Dataset rows about figures
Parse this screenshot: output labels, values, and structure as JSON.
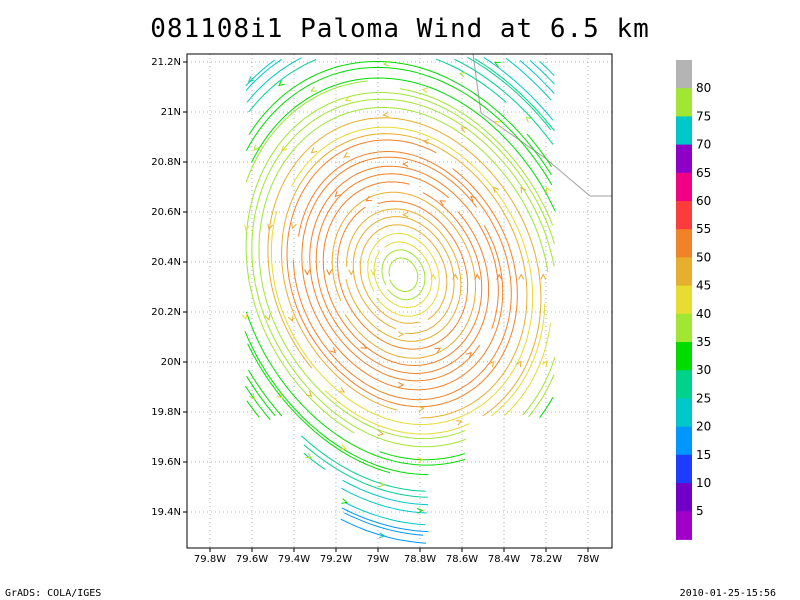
{
  "chart_data": {
    "type": "streamline",
    "title": "081108i1 Paloma Wind at 6.5 km",
    "x_ticks": [
      "79.8W",
      "79.6W",
      "79.4W",
      "79.2W",
      "79W",
      "78.8W",
      "78.6W",
      "78.4W",
      "78.2W",
      "78W"
    ],
    "y_ticks": [
      "21.2N",
      "21N",
      "20.8N",
      "20.6N",
      "20.4N",
      "20.2N",
      "20N",
      "19.8N",
      "19.6N",
      "19.4N"
    ],
    "xlim": [
      -79.9,
      -77.9
    ],
    "ylim": [
      19.25,
      21.25
    ],
    "grid": true,
    "storm_center": {
      "lon": -78.88,
      "lat": 20.35
    },
    "colorbar": {
      "labels": [
        "5",
        "10",
        "15",
        "20",
        "25",
        "30",
        "35",
        "40",
        "45",
        "50",
        "55",
        "60",
        "65",
        "70",
        "75",
        "80"
      ],
      "colors": [
        "#a000c8",
        "#7000c8",
        "#1e3cff",
        "#0096ff",
        "#00c8c8",
        "#00d28c",
        "#00dc00",
        "#a0e632",
        "#e6dc32",
        "#e6af2d",
        "#f08228",
        "#fa3c3c",
        "#f00082",
        "#8c00c8",
        "#00c8c8",
        "#a0e632",
        "#b4b4b4"
      ]
    }
  },
  "footer": {
    "left": "GrADS: COLA/IGES",
    "right": "2010-01-25-15:56"
  }
}
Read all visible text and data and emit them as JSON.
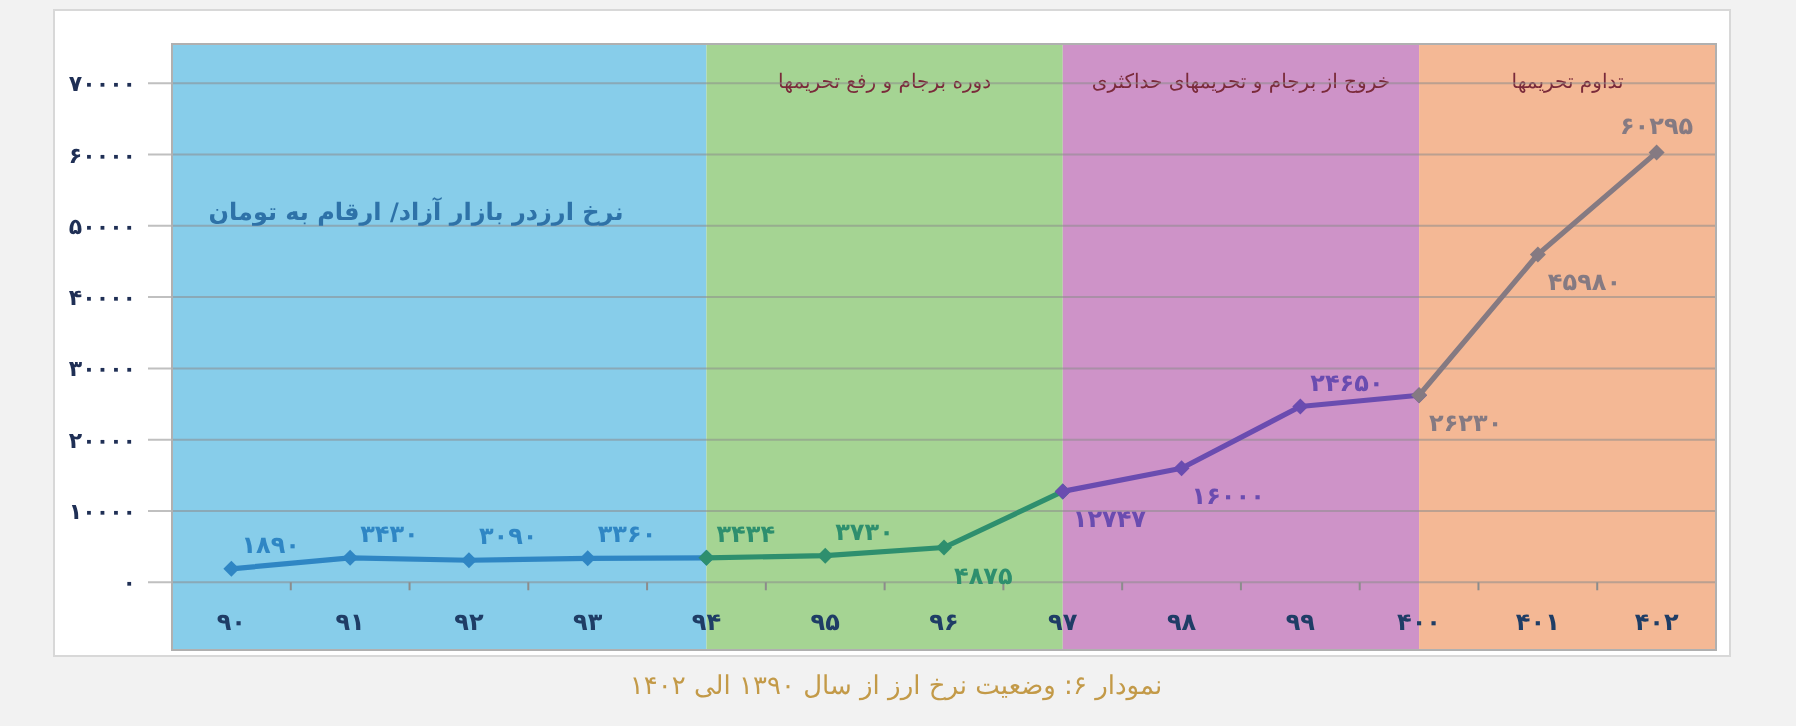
{
  "chart_data": {
    "type": "line",
    "categories": [
      "۹۰",
      "۹۱",
      "۹۲",
      "۹۳",
      "۹۴",
      "۹۵",
      "۹۶",
      "۹۷",
      "۹۸",
      "۹۹",
      "۴۰۰",
      "۴۰۱",
      "۴۰۲"
    ],
    "series": [
      {
        "color": "#2f86c4",
        "x": [
          "۹۰",
          "۹۱",
          "۹۲",
          "۹۳",
          "۹۴"
        ],
        "values": [
          1890,
          3430,
          3090,
          3360,
          3434
        ],
        "value_labels": [
          "۱۸۹۰",
          "۳۴۳۰",
          "۳۰۹۰",
          "۳۳۶۰",
          null
        ]
      },
      {
        "color": "#2e8f6e",
        "x": [
          "۹۴",
          "۹۵",
          "۹۶",
          "۹۷"
        ],
        "values": [
          3434,
          3730,
          4875,
          12747
        ],
        "value_labels": [
          "۳۴۳۴",
          "۳۷۳۰",
          "۴۸۷۵",
          null
        ]
      },
      {
        "color": "#6a4cb0",
        "x": [
          "۹۷",
          "۹۸",
          "۹۹",
          "۴۰۰"
        ],
        "values": [
          12747,
          16000,
          24650,
          26230
        ],
        "value_labels": [
          "۱۲۷۴۷",
          "۱۶۰۰۰",
          "۲۴۶۵۰",
          null
        ]
      },
      {
        "color": "#857a82",
        "x": [
          "۴۰۰",
          "۴۰۱",
          "۴۰۲"
        ],
        "values": [
          26230,
          45980,
          60295
        ],
        "value_labels": [
          "۲۶۲۳۰",
          "۴۵۹۸۰",
          "۶۰۲۹۵"
        ]
      }
    ],
    "ylim": [
      -9500,
      75500
    ],
    "yticks": [
      {
        "value": 0,
        "label": "۰"
      },
      {
        "value": 10000,
        "label": "۱۰۰۰۰"
      },
      {
        "value": 20000,
        "label": "۲۰۰۰۰"
      },
      {
        "value": 30000,
        "label": "۳۰۰۰۰"
      },
      {
        "value": 40000,
        "label": "۴۰۰۰۰"
      },
      {
        "value": 50000,
        "label": "۵۰۰۰۰"
      },
      {
        "value": 60000,
        "label": "۶۰۰۰۰"
      },
      {
        "value": 70000,
        "label": "۷۰۰۰۰"
      }
    ],
    "bands": [
      {
        "axis": "x",
        "from": "۹۰",
        "to": "۹۴",
        "color": "#87cdea"
      },
      {
        "axis": "x",
        "from": "۹۴",
        "to": "۹۷",
        "color": "#a5d493",
        "label": "دوره برجام و رفع تحریمها"
      },
      {
        "axis": "x",
        "from": "۹۷",
        "to": "۴۰۰",
        "color": "#ce93c8",
        "label": "خروج از برجام و تحریمهای حداکثری"
      },
      {
        "axis": "x",
        "from": "۴۰۰",
        "to": "۴۰۲",
        "color": "#f4b895",
        "label": "تداوم تحریمها"
      }
    ],
    "annotations": [
      "نرخ ارزدر بازار آزاد/ ارقام به تومان",
      "نمودار ۶: وضعیت نرخ ارز از سال ۱۳۹۰ الی ۱۴۰۲"
    ],
    "grid": "y",
    "marker": "diamond"
  }
}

▶ **PROBLEM DESCRIPTION**: Every line above should be returned exactly; the pictures stay out.

▶ **EXERCISE ANSWER**:
Parse this screenshot: output labels, values, and structure as JSON.
{
  "chart_data": {
    "type": "streamline",
    "title": "081108i1 Paloma Wind at 6.5 km",
    "x_ticks": [
      "79.8W",
      "79.6W",
      "79.4W",
      "79.2W",
      "79W",
      "78.8W",
      "78.6W",
      "78.4W",
      "78.2W",
      "78W"
    ],
    "y_ticks": [
      "21.2N",
      "21N",
      "20.8N",
      "20.6N",
      "20.4N",
      "20.2N",
      "20N",
      "19.8N",
      "19.6N",
      "19.4N"
    ],
    "xlim": [
      -79.9,
      -77.9
    ],
    "ylim": [
      19.25,
      21.25
    ],
    "grid": true,
    "storm_center": {
      "lon": -78.88,
      "lat": 20.35
    },
    "colorbar": {
      "labels": [
        "5",
        "10",
        "15",
        "20",
        "25",
        "30",
        "35",
        "40",
        "45",
        "50",
        "55",
        "60",
        "65",
        "70",
        "75",
        "80"
      ],
      "colors": [
        "#a000c8",
        "#7000c8",
        "#1e3cff",
        "#0096ff",
        "#00c8c8",
        "#00d28c",
        "#00dc00",
        "#a0e632",
        "#e6dc32",
        "#e6af2d",
        "#f08228",
        "#fa3c3c",
        "#f00082",
        "#8c00c8",
        "#00c8c8",
        "#a0e632",
        "#b4b4b4"
      ]
    }
  },
  "footer": {
    "left": "GrADS: COLA/IGES",
    "right": "2010-01-25-15:56"
  }
}
Read all visible text and data and emit them as JSON.
{
  "chart_data": {
    "type": "line",
    "categories": [
      "۹۰",
      "۹۱",
      "۹۲",
      "۹۳",
      "۹۴",
      "۹۵",
      "۹۶",
      "۹۷",
      "۹۸",
      "۹۹",
      "۴۰۰",
      "۴۰۱",
      "۴۰۲"
    ],
    "series": [
      {
        "color": "#2f86c4",
        "x": [
          "۹۰",
          "۹۱",
          "۹۲",
          "۹۳",
          "۹۴"
        ],
        "values": [
          1890,
          3430,
          3090,
          3360,
          3434
        ],
        "value_labels": [
          "۱۸۹۰",
          "۳۴۳۰",
          "۳۰۹۰",
          "۳۳۶۰",
          null
        ]
      },
      {
        "color": "#2e8f6e",
        "x": [
          "۹۴",
          "۹۵",
          "۹۶",
          "۹۷"
        ],
        "values": [
          3434,
          3730,
          4875,
          12747
        ],
        "value_labels": [
          "۳۴۳۴",
          "۳۷۳۰",
          "۴۸۷۵",
          null
        ]
      },
      {
        "color": "#6a4cb0",
        "x": [
          "۹۷",
          "۹۸",
          "۹۹",
          "۴۰۰"
        ],
        "values": [
          12747,
          16000,
          24650,
          26230
        ],
        "value_labels": [
          "۱۲۷۴۷",
          "۱۶۰۰۰",
          "۲۴۶۵۰",
          null
        ]
      },
      {
        "color": "#857a82",
        "x": [
          "۴۰۰",
          "۴۰۱",
          "۴۰۲"
        ],
        "values": [
          26230,
          45980,
          60295
        ],
        "value_labels": [
          "۲۶۲۳۰",
          "۴۵۹۸۰",
          "۶۰۲۹۵"
        ]
      }
    ],
    "ylim": [
      -9500,
      75500
    ],
    "yticks": [
      {
        "value": 0,
        "label": "۰"
      },
      {
        "value": 10000,
        "label": "۱۰۰۰۰"
      },
      {
        "value": 20000,
        "label": "۲۰۰۰۰"
      },
      {
        "value": 30000,
        "label": "۳۰۰۰۰"
      },
      {
        "value": 40000,
        "label": "۴۰۰۰۰"
      },
      {
        "value": 50000,
        "label": "۵۰۰۰۰"
      },
      {
        "value": 60000,
        "label": "۶۰۰۰۰"
      },
      {
        "value": 70000,
        "label": "۷۰۰۰۰"
      }
    ],
    "bands": [
      {
        "axis": "x",
        "from": "۹۰",
        "to": "۹۴",
        "color": "#87cdea"
      },
      {
        "axis": "x",
        "from": "۹۴",
        "to": "۹۷",
        "color": "#a5d493",
        "label": "دوره برجام و رفع تحریمها"
      },
      {
        "axis": "x",
        "from": "۹۷",
        "to": "۴۰۰",
        "color": "#ce93c8",
        "label": "خروج از برجام و تحریمهای حداکثری"
      },
      {
        "axis": "x",
        "from": "۴۰۰",
        "to": "۴۰۲",
        "color": "#f4b895",
        "label": "تداوم تحریمها"
      }
    ],
    "annotations": [
      "نرخ ارزدر بازار آزاد/ ارقام به تومان",
      "نمودار ۶: وضعیت نرخ ارز از سال ۱۳۹۰ الی ۱۴۰۲"
    ],
    "grid": "y",
    "marker": "diamond"
  }
}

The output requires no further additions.